Prompt >> Look below. Copy each line that has "Friday" in it.

Records provided >>

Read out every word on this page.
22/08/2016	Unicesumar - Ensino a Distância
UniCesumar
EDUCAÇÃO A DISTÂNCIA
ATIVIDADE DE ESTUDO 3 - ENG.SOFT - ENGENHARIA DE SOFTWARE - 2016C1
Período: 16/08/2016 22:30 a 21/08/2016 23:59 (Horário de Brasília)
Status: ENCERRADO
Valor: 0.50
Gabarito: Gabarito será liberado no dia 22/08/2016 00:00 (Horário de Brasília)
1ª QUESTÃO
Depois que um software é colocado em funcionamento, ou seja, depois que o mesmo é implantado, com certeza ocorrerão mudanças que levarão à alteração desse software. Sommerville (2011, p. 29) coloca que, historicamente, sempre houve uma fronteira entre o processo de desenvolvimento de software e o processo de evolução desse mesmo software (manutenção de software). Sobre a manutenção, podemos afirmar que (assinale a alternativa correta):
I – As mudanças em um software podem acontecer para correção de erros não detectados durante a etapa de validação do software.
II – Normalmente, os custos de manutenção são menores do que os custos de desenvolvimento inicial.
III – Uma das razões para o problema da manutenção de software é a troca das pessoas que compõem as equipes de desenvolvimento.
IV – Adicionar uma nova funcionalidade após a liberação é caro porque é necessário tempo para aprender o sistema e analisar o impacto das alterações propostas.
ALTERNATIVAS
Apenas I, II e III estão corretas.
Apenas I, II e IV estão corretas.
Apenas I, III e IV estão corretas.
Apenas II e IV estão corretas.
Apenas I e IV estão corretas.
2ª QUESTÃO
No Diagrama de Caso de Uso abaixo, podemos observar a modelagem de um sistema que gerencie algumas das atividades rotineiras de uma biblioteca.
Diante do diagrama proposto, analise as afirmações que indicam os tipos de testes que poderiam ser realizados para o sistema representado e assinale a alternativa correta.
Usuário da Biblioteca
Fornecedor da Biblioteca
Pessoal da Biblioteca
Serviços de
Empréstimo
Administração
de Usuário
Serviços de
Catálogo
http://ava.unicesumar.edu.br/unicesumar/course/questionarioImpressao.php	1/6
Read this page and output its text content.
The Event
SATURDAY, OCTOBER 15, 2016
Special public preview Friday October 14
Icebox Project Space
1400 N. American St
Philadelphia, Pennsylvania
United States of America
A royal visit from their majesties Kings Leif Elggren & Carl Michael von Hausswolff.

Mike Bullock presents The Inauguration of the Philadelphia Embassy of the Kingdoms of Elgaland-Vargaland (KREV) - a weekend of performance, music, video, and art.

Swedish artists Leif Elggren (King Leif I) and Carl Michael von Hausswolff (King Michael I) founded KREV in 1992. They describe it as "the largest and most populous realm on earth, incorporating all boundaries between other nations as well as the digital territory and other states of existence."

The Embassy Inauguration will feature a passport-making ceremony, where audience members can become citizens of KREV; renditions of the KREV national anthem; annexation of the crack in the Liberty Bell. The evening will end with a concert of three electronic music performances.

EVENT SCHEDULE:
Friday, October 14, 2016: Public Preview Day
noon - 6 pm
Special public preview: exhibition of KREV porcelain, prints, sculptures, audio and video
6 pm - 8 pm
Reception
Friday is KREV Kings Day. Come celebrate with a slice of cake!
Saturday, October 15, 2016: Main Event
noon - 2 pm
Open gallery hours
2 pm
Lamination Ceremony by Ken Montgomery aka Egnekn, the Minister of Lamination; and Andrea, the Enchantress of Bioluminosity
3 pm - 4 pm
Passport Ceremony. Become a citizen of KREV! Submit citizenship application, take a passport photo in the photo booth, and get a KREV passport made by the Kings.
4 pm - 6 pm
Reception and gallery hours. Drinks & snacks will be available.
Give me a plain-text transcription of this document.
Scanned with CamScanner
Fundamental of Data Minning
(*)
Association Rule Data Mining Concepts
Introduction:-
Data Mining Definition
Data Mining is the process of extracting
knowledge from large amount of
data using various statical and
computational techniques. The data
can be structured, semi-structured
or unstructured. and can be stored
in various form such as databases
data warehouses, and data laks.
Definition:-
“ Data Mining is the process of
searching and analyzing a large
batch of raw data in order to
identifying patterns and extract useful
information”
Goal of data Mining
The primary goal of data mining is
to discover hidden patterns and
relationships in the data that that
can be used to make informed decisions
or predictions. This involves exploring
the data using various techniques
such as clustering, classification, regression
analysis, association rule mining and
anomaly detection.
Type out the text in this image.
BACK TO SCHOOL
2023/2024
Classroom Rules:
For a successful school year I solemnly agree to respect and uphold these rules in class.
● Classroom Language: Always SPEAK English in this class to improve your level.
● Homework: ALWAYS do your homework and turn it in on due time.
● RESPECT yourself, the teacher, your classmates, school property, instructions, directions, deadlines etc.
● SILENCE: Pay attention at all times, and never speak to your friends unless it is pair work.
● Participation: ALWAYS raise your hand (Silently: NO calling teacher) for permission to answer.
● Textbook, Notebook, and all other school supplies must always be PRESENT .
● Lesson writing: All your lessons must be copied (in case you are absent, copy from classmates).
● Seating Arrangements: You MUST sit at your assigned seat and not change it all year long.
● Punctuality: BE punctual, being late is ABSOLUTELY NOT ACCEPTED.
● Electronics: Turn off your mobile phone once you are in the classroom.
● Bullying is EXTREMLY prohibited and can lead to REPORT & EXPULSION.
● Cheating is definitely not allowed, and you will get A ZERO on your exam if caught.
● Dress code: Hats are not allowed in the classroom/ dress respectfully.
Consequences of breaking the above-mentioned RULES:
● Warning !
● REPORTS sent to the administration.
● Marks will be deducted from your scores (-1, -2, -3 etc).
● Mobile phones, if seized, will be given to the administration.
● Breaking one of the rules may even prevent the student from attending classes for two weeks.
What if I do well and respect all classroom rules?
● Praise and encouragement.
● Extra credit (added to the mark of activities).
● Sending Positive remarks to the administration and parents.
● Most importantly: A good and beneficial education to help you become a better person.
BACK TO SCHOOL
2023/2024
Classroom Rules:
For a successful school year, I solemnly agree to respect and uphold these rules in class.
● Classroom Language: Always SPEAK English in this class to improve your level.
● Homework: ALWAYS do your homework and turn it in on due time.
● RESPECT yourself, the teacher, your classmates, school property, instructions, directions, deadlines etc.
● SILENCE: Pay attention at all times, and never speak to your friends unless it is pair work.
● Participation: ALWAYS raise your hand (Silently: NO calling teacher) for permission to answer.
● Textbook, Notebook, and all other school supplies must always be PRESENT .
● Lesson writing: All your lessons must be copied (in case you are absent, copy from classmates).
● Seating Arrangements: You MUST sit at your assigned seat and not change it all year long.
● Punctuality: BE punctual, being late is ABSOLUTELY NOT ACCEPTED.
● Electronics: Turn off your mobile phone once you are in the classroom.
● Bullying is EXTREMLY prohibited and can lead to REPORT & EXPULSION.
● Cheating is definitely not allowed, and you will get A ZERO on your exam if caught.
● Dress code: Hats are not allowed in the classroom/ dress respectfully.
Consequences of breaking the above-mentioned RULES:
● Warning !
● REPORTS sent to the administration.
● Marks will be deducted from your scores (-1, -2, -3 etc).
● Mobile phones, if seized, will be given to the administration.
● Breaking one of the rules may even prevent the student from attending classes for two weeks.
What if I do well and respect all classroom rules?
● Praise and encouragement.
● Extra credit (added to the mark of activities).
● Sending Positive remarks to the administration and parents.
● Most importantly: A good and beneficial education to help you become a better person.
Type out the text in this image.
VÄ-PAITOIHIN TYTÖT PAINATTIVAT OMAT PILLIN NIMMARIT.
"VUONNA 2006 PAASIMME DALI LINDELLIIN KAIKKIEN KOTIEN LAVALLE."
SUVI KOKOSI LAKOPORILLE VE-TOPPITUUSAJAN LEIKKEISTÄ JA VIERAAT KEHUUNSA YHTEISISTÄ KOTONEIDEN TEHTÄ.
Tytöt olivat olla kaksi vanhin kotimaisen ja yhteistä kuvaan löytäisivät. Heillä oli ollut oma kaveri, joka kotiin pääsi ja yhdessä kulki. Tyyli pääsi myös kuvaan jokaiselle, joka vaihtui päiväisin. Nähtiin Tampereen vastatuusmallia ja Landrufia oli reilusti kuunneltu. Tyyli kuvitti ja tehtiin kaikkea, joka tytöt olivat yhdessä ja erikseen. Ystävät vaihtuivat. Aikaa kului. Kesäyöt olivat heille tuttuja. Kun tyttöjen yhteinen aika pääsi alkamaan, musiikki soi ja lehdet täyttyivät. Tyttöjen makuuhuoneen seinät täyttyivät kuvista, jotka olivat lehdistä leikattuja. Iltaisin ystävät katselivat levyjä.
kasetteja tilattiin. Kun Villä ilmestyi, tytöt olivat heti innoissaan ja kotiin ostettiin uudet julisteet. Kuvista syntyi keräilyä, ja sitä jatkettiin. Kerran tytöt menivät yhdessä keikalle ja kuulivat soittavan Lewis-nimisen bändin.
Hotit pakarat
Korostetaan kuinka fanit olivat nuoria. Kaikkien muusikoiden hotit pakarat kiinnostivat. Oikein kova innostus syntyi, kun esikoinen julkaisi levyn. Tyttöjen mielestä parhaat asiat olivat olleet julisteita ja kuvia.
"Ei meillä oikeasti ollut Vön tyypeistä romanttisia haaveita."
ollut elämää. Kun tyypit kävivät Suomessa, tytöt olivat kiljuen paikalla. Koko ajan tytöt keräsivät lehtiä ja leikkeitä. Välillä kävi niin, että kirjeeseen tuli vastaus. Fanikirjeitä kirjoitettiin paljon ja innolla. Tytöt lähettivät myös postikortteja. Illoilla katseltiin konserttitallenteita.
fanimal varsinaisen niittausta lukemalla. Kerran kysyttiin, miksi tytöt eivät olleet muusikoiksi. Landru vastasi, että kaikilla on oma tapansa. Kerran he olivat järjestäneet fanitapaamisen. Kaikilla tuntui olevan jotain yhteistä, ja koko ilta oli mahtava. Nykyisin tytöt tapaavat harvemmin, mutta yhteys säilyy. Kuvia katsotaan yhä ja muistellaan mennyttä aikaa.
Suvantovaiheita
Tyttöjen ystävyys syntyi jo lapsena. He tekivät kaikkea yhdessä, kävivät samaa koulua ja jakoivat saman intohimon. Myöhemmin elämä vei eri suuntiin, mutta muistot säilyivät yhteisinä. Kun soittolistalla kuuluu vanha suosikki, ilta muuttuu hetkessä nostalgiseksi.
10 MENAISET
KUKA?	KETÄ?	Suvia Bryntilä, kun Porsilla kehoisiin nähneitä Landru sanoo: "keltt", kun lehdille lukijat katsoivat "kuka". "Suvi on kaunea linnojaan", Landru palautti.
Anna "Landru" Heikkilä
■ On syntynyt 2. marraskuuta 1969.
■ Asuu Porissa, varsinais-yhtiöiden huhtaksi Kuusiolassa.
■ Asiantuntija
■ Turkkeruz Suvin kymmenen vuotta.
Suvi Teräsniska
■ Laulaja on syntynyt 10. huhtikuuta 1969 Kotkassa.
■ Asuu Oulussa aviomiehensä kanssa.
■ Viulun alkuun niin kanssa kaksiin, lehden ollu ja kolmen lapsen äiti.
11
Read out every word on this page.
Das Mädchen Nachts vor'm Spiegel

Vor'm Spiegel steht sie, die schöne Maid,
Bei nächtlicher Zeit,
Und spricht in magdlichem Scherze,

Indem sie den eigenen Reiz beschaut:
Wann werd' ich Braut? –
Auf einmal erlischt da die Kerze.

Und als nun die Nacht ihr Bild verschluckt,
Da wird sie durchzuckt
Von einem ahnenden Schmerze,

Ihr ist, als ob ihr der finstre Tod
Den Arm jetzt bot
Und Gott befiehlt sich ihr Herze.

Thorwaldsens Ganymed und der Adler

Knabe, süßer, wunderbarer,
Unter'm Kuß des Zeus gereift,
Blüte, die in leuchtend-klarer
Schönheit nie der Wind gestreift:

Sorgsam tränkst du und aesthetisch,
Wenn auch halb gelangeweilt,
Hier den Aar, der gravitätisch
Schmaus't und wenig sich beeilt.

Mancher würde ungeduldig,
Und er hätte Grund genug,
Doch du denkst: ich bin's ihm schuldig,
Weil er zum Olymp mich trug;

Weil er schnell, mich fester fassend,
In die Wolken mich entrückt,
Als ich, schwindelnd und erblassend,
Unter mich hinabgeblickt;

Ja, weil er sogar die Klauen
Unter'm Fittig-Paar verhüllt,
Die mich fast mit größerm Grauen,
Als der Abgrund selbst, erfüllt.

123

Exercise output >>
Special public preview Friday October 14
Friday, October 14, 2016: Public Preview Day
Friday is KREV Kings Day. Come celebrate with a slice of cake!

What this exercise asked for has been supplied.